§ **Request**
Where a line contains the word "Arjeplogs", copy that line.

§ **Records**

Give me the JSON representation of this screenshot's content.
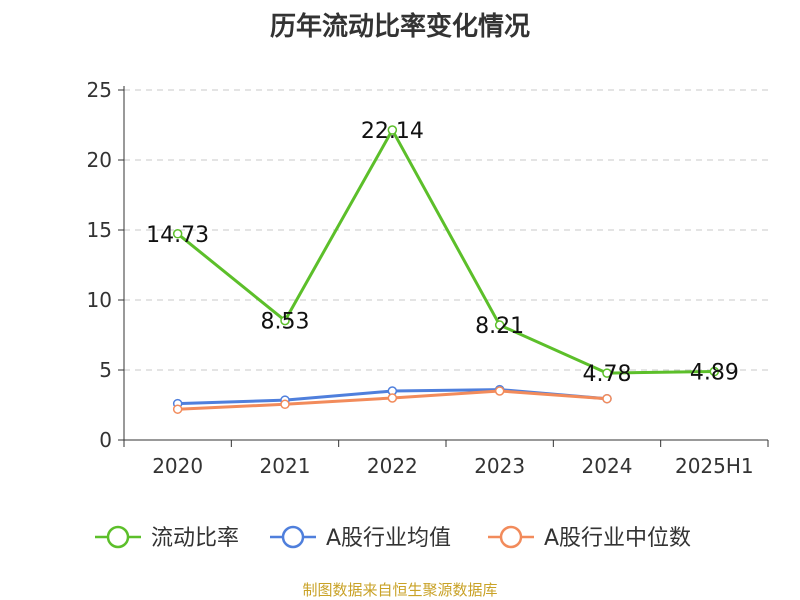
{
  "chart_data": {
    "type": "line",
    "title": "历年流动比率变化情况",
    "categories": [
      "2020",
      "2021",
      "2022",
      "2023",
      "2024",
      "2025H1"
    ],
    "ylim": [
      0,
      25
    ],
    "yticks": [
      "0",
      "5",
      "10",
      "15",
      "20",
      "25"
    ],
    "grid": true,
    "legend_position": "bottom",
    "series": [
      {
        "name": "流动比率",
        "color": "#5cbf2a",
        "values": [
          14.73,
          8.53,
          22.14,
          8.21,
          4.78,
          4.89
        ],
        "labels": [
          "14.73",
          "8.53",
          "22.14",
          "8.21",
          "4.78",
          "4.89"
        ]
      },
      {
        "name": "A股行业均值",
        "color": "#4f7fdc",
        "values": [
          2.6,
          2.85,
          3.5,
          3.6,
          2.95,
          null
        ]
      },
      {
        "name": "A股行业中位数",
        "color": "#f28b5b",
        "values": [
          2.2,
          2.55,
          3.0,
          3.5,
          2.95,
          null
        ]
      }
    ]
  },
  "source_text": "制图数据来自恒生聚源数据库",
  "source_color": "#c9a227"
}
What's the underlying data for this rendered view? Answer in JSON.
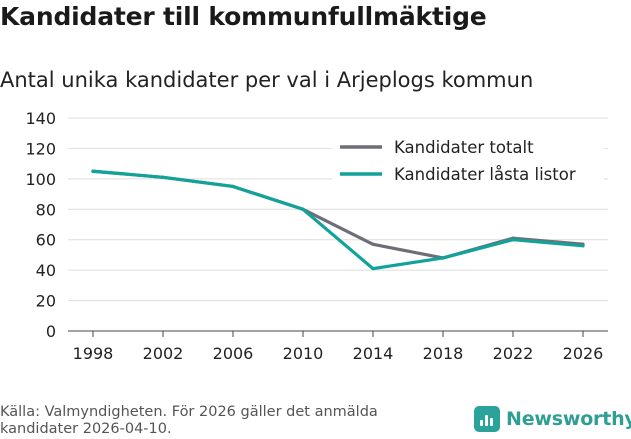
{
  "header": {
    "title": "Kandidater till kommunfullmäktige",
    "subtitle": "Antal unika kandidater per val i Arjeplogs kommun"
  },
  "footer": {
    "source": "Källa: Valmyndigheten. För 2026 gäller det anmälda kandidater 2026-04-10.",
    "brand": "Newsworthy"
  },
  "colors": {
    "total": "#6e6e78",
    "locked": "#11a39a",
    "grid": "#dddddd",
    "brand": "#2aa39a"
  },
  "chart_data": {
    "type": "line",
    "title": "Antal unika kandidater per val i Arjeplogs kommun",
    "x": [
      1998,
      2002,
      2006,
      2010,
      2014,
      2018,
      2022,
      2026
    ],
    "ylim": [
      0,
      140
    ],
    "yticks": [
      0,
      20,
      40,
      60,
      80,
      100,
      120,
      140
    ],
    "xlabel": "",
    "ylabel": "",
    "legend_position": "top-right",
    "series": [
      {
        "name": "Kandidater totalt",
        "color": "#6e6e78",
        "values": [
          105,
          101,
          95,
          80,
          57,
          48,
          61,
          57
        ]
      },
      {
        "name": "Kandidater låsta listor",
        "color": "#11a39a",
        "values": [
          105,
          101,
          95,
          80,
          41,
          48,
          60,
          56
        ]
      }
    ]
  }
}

§ **Written answer**
    "subtitle": "Antal unika kandidater per val i Arjeplogs kommun"
    "title": "Antal unika kandidater per val i Arjeplogs kommun",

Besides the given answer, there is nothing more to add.